_EXERCISE OBJECTIVE_. Copy out each line that includes the word "立即生效".

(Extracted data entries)
Begin

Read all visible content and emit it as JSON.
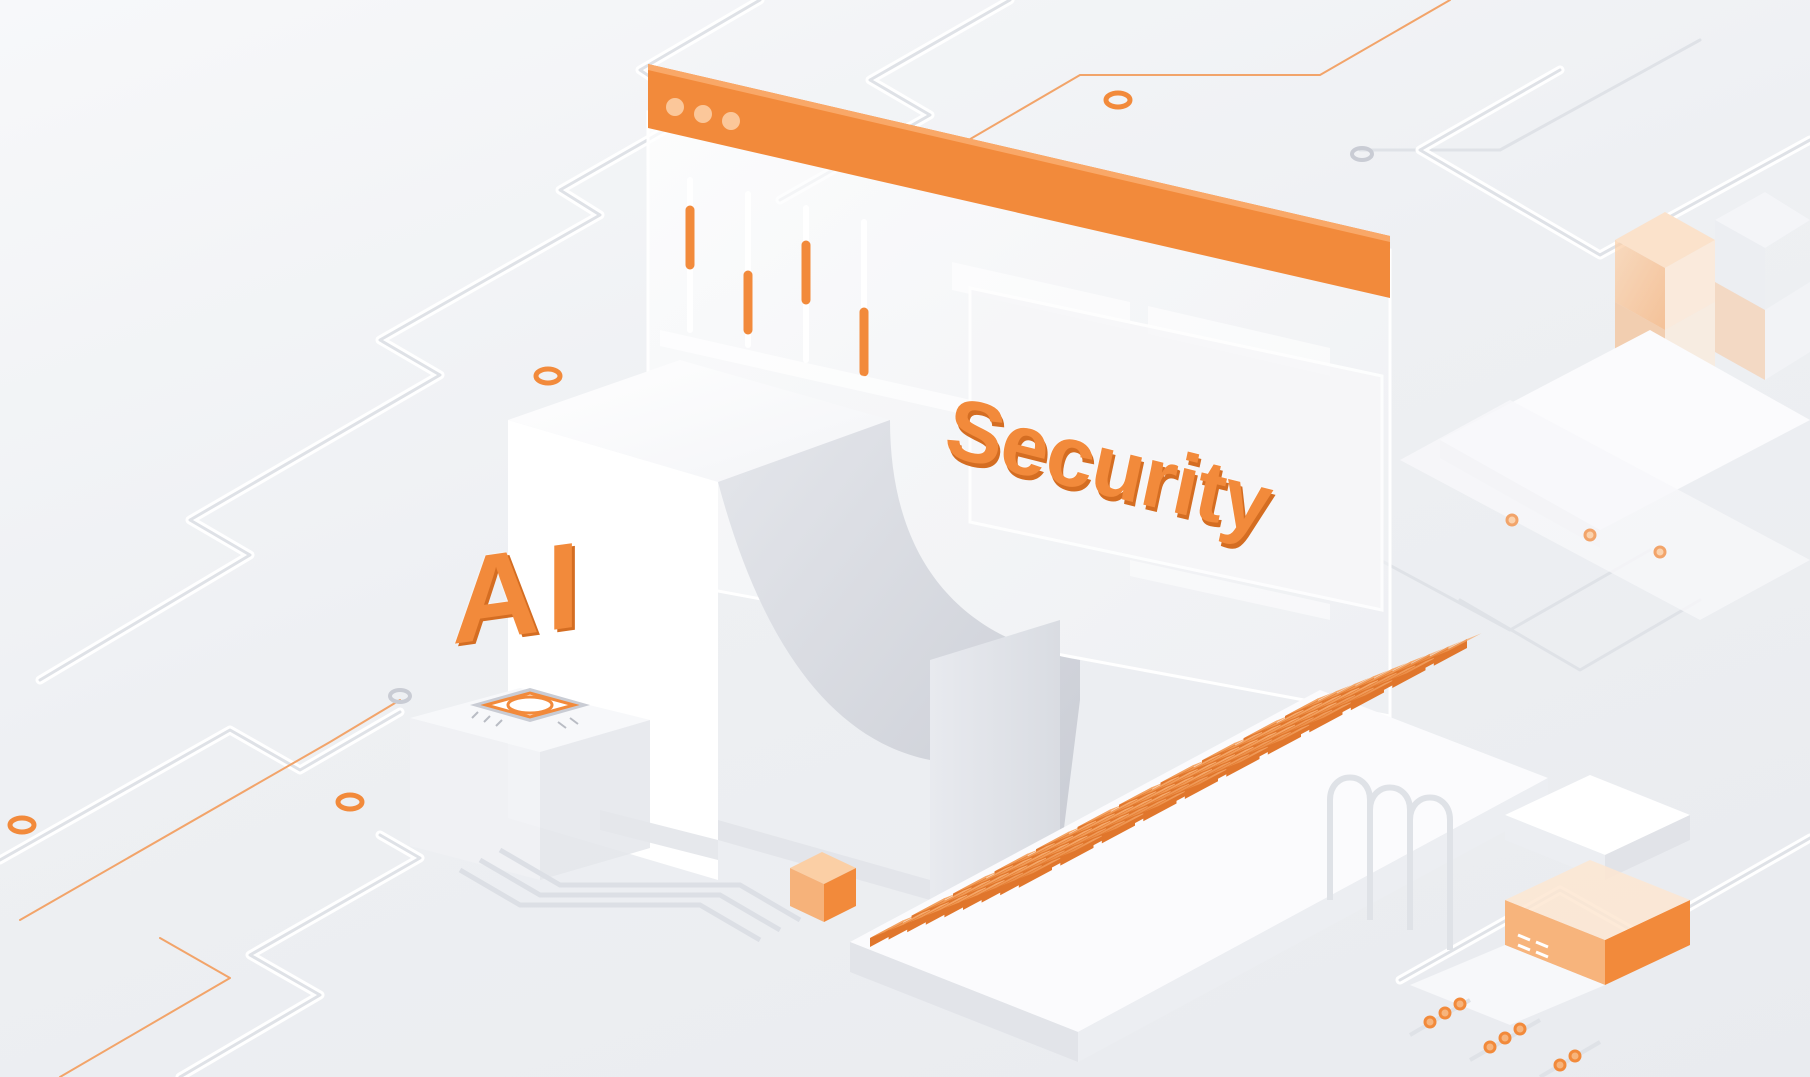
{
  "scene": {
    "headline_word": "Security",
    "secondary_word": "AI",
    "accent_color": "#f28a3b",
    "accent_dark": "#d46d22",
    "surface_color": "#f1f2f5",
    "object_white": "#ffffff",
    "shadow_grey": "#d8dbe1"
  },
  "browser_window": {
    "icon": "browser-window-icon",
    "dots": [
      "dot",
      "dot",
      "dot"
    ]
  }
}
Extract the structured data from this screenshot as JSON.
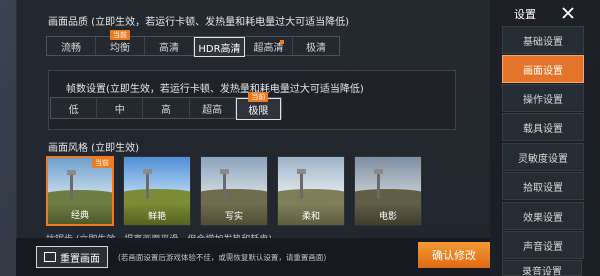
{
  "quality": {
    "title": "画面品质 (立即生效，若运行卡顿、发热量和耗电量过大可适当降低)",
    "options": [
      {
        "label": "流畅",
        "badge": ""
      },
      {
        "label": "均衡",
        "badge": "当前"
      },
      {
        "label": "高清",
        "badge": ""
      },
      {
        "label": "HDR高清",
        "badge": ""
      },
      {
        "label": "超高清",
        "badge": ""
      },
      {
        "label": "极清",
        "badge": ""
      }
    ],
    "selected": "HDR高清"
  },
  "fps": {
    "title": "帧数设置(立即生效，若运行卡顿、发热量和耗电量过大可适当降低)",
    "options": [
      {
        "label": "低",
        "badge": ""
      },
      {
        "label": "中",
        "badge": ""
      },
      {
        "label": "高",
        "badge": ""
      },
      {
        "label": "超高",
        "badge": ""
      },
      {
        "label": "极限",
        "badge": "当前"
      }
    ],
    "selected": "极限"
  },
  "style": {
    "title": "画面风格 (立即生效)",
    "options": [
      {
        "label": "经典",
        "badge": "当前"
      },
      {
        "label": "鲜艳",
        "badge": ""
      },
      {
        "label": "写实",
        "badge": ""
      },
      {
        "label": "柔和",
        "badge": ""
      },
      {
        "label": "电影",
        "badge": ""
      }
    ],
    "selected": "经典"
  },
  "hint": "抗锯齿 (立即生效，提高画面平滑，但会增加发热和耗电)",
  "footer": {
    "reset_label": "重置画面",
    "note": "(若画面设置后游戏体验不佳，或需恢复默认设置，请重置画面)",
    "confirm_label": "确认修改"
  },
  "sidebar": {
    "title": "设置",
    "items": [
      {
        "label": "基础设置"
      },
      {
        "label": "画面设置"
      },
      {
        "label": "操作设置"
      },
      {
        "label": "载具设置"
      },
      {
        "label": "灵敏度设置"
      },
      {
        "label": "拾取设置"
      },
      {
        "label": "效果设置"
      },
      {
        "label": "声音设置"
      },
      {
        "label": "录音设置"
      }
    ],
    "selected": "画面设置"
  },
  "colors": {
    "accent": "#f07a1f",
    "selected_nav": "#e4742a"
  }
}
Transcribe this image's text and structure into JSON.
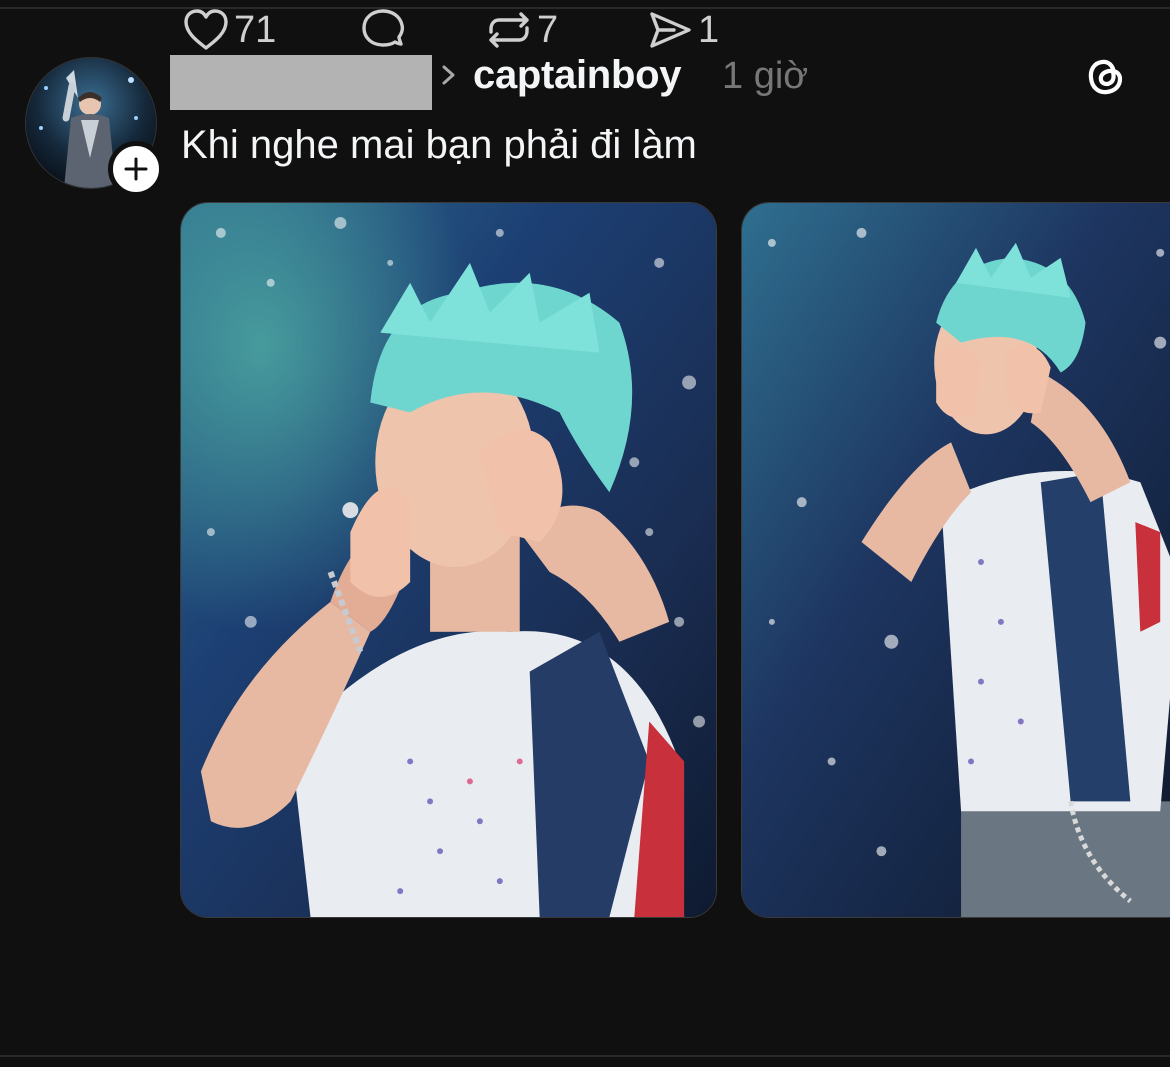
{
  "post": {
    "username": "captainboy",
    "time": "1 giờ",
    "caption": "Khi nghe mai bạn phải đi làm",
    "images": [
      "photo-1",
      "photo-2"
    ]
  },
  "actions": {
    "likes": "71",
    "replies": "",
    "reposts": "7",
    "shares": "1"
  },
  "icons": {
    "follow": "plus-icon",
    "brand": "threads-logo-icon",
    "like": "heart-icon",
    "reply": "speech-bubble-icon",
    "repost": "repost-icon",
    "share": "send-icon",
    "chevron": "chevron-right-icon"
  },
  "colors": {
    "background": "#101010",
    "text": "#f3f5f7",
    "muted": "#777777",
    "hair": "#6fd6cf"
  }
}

End

_EXERCISE ANSWER_.
    "title": "画面品质 (立即生效，若运行卡顿、发热量和耗电量过大可适当降低)",
    "title": "帧数设置(立即生效，若运行卡顿、发热量和耗电量过大可适当降低)",
    "title": "画面风格 (立即生效)",
  "hint": "抗锯齿 (立即生效，提高画面平滑，但会增加发热和耗电)",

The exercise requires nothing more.